WORK TO DO → Write the data out again, character for character, with no images.

Records from a data collection:
━━━━━━━━━━

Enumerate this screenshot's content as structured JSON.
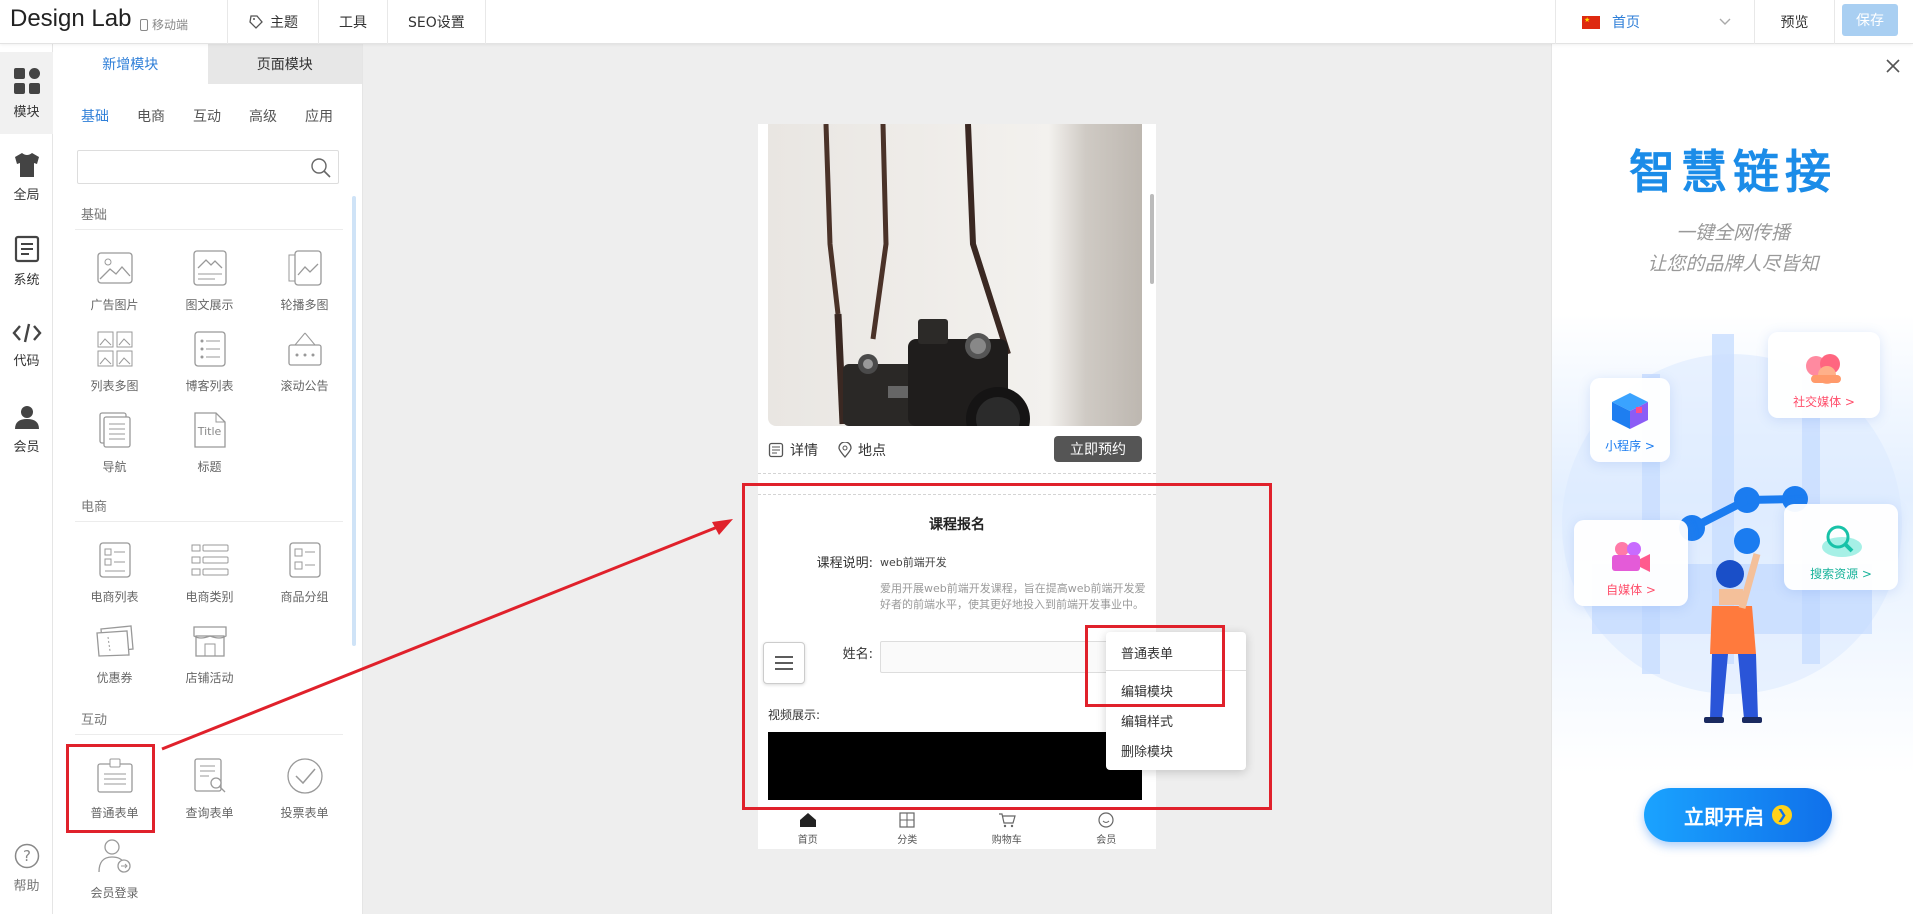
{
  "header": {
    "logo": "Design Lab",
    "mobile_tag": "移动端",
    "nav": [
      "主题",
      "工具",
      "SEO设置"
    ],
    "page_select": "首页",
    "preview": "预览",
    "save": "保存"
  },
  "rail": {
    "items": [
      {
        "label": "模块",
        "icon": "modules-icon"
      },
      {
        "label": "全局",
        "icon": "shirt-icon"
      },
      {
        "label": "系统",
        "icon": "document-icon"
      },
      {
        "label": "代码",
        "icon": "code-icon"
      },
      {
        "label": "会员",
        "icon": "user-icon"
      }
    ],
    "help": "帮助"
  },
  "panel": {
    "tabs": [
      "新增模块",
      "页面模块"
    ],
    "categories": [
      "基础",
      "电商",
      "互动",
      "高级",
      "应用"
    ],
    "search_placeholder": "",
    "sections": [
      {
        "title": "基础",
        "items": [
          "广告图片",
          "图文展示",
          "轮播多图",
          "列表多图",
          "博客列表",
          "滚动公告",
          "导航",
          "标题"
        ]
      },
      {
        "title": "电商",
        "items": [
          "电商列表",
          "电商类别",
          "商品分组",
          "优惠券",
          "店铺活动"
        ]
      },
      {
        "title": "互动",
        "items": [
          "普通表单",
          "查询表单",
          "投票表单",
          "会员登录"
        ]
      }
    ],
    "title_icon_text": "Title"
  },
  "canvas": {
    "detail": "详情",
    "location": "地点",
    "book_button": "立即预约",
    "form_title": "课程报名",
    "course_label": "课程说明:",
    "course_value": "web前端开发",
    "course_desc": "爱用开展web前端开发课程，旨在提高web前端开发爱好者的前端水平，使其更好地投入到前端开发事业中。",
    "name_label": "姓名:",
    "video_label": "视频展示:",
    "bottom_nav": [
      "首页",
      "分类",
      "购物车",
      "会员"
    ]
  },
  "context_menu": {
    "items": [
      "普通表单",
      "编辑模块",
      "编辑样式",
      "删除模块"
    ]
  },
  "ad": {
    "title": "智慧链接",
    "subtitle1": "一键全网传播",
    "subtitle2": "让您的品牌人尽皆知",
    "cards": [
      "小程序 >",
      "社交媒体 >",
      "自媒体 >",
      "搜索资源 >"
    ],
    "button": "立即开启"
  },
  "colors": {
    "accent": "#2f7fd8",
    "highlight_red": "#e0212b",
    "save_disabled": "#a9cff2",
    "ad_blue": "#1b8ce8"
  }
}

━━━━━━━━━━

WRITTEN ANSWER →
Enumerate this screenshot's content as structured JSON.
{
  "header": {
    "logo": "Design Lab",
    "mobile_tag": "移动端",
    "nav": [
      "主题",
      "工具",
      "SEO设置"
    ],
    "page_select": "首页",
    "preview": "预览",
    "save": "保存"
  },
  "rail": {
    "items": [
      {
        "label": "模块",
        "icon": "modules-icon"
      },
      {
        "label": "全局",
        "icon": "shirt-icon"
      },
      {
        "label": "系统",
        "icon": "document-icon"
      },
      {
        "label": "代码",
        "icon": "code-icon"
      },
      {
        "label": "会员",
        "icon": "user-icon"
      }
    ],
    "help": "帮助"
  },
  "panel": {
    "tabs": [
      "新增模块",
      "页面模块"
    ],
    "categories": [
      "基础",
      "电商",
      "互动",
      "高级",
      "应用"
    ],
    "search_placeholder": "",
    "sections": [
      {
        "title": "基础",
        "items": [
          "广告图片",
          "图文展示",
          "轮播多图",
          "列表多图",
          "博客列表",
          "滚动公告",
          "导航",
          "标题"
        ]
      },
      {
        "title": "电商",
        "items": [
          "电商列表",
          "电商类别",
          "商品分组",
          "优惠券",
          "店铺活动"
        ]
      },
      {
        "title": "互动",
        "items": [
          "普通表单",
          "查询表单",
          "投票表单",
          "会员登录"
        ]
      }
    ],
    "title_icon_text": "Title"
  },
  "canvas": {
    "detail": "详情",
    "location": "地点",
    "book_button": "立即预约",
    "form_title": "课程报名",
    "course_label": "课程说明:",
    "course_value": "web前端开发",
    "course_desc": "爱用开展web前端开发课程，旨在提高web前端开发爱好者的前端水平，使其更好地投入到前端开发事业中。",
    "name_label": "姓名:",
    "video_label": "视频展示:",
    "bottom_nav": [
      "首页",
      "分类",
      "购物车",
      "会员"
    ]
  },
  "context_menu": {
    "items": [
      "普通表单",
      "编辑模块",
      "编辑样式",
      "删除模块"
    ]
  },
  "ad": {
    "title": "智慧链接",
    "subtitle1": "一键全网传播",
    "subtitle2": "让您的品牌人尽皆知",
    "cards": [
      "小程序 >",
      "社交媒体 >",
      "自媒体 >",
      "搜索资源 >"
    ],
    "button": "立即开启"
  },
  "colors": {
    "accent": "#2f7fd8",
    "highlight_red": "#e0212b",
    "save_disabled": "#a9cff2",
    "ad_blue": "#1b8ce8"
  }
}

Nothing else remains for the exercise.